### [EXERCISE DIRECTIONS]
Go through the records underneath and count the lines that include the string "type". Give nothing but the number.

— begin —

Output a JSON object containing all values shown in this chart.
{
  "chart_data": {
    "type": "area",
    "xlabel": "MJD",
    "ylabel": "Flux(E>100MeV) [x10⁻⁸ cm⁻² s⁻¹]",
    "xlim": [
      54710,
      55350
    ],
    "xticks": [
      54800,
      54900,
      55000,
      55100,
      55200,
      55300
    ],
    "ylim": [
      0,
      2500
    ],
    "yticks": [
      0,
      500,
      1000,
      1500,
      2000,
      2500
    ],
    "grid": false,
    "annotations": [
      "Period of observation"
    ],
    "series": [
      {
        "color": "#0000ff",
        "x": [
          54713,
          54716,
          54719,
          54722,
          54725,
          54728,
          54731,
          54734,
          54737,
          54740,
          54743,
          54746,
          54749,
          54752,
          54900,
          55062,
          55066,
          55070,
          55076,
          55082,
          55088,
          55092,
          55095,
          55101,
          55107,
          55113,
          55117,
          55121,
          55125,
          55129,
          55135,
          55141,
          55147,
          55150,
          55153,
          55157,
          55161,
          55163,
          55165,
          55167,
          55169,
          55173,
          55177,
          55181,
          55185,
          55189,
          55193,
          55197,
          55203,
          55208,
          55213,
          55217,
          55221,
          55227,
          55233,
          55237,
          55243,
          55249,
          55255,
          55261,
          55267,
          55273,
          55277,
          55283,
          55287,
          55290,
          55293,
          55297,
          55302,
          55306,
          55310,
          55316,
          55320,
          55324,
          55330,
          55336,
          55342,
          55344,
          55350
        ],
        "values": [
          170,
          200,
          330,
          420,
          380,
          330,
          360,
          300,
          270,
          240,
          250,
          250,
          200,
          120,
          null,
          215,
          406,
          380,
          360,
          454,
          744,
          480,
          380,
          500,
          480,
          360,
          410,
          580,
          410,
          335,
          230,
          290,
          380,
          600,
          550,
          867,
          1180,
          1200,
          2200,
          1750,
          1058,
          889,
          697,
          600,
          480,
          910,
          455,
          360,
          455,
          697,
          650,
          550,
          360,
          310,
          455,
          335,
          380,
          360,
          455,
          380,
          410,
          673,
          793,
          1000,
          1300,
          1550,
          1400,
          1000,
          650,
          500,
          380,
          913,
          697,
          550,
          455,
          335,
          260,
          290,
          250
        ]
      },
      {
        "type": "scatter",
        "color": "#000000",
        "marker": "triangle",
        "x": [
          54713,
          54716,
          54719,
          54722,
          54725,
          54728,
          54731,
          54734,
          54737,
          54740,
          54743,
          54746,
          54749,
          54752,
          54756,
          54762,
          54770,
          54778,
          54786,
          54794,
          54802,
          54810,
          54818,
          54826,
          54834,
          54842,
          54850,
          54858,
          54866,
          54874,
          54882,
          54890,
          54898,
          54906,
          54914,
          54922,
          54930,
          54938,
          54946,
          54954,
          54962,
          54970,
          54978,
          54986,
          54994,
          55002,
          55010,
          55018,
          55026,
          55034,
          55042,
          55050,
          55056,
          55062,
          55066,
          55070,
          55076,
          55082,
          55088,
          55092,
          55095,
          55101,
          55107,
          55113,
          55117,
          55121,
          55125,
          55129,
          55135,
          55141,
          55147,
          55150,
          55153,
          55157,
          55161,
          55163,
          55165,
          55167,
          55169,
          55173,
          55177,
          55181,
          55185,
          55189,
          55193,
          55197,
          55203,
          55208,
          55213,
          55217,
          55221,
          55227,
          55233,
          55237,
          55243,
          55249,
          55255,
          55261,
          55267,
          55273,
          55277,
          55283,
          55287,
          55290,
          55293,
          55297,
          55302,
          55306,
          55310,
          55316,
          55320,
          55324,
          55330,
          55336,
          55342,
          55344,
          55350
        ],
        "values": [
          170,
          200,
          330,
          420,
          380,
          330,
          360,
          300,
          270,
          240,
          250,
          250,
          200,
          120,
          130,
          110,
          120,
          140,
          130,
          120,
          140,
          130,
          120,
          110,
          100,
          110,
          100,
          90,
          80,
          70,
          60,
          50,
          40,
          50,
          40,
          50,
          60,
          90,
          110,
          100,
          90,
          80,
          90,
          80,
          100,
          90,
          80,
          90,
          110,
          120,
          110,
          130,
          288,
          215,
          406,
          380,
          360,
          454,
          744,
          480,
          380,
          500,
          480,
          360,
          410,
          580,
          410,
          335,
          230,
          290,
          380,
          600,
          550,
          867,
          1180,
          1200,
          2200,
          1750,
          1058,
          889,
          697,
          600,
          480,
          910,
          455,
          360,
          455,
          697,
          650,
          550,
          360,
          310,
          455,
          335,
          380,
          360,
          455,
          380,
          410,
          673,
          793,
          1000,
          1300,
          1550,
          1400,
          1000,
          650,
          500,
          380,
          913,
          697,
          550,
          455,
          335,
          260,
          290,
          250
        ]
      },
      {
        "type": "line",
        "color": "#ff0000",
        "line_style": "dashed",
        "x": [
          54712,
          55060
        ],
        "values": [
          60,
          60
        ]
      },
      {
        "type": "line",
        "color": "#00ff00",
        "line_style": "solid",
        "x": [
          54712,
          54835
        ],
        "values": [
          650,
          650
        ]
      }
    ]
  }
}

— end —

### [FULL RESPONSE]
4